The request => Search the material for the word "Message" and report each line where it turns up.

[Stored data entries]
####

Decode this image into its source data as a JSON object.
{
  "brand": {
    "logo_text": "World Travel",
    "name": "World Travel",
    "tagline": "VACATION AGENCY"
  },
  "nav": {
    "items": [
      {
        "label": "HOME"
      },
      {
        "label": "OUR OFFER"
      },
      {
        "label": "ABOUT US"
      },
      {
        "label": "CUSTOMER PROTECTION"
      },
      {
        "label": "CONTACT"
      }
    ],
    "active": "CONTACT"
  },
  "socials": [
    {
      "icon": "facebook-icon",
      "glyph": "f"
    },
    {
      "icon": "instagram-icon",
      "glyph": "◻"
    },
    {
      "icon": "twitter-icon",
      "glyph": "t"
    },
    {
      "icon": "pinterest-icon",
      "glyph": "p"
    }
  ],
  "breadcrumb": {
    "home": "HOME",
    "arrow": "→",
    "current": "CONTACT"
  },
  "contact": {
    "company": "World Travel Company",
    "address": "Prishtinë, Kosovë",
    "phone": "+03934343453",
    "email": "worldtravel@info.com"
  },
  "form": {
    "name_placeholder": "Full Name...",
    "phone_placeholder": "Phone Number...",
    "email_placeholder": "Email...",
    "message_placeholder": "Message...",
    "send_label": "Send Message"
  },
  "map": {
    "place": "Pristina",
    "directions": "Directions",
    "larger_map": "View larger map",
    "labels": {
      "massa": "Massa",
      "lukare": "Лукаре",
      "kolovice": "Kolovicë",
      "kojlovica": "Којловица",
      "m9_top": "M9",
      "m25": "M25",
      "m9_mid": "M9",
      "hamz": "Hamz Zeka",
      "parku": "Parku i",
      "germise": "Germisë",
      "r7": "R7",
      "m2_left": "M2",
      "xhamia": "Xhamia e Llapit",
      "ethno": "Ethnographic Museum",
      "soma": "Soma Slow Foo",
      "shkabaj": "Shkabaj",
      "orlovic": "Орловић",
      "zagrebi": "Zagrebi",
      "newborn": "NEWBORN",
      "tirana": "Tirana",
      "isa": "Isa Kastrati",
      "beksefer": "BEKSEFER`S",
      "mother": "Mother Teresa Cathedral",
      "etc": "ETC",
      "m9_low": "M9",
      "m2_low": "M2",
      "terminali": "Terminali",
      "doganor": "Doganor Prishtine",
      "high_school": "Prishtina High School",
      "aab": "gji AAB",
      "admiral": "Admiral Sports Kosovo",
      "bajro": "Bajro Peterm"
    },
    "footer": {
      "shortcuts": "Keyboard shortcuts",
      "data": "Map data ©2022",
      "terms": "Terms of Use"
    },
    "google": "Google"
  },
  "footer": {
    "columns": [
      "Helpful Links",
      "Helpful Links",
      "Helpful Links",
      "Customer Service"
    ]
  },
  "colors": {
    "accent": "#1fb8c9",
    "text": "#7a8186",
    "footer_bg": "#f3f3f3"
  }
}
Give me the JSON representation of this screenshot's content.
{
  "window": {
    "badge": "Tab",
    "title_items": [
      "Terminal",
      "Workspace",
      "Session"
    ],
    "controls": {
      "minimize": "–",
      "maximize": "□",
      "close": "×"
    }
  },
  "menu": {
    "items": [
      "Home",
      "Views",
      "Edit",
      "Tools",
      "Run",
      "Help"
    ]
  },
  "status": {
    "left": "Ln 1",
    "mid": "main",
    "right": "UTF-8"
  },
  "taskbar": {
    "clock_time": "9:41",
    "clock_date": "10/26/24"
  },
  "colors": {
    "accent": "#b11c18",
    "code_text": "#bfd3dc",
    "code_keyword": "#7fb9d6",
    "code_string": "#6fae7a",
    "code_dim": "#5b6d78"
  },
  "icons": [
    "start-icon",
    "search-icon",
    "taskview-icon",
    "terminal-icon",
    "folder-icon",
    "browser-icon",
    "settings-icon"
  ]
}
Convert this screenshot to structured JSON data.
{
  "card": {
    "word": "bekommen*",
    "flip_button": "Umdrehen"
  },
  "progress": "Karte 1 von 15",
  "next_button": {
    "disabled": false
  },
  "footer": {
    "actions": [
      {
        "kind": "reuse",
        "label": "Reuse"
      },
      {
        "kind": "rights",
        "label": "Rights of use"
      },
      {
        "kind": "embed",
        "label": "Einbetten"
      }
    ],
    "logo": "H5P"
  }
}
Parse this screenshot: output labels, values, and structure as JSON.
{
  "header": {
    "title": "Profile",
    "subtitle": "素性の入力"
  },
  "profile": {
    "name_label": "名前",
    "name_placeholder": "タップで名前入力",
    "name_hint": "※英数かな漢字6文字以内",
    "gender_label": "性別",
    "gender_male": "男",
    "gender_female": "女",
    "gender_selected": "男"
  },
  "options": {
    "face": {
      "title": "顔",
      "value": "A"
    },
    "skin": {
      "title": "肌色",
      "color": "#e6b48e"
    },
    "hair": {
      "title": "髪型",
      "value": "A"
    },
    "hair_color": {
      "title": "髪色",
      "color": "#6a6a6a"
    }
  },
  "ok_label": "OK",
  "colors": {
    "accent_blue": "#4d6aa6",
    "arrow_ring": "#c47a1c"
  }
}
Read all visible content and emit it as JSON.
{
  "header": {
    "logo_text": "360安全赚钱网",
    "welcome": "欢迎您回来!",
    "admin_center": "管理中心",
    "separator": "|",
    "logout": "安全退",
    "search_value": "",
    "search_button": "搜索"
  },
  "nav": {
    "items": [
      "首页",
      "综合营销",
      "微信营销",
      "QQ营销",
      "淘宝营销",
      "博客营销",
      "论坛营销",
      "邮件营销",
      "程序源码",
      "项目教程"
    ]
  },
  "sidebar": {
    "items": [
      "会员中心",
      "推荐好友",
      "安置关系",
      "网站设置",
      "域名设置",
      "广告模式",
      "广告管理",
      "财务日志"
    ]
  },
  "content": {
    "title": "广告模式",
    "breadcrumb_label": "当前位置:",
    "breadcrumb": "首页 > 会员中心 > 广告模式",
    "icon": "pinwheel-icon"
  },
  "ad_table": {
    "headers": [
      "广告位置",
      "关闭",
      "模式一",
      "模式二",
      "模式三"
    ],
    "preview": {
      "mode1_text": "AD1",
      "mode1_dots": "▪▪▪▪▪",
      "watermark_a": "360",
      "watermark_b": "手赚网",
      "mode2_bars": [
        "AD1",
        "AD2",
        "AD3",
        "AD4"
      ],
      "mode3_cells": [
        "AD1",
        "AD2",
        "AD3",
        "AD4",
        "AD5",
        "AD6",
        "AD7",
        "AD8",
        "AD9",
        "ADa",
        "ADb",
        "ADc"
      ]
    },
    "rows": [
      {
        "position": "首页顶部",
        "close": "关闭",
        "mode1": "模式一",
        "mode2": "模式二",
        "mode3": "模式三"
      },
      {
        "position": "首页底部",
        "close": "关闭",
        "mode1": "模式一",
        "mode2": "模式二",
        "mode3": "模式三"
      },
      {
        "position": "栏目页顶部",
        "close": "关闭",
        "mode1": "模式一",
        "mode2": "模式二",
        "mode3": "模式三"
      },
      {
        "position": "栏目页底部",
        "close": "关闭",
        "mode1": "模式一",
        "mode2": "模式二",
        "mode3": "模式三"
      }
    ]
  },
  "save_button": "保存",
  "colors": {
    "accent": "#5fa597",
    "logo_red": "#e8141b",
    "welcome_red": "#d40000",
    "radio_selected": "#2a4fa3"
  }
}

####

Finished exercise =>
    "message_placeholder": "Message...",
    "send_label": "Send Message"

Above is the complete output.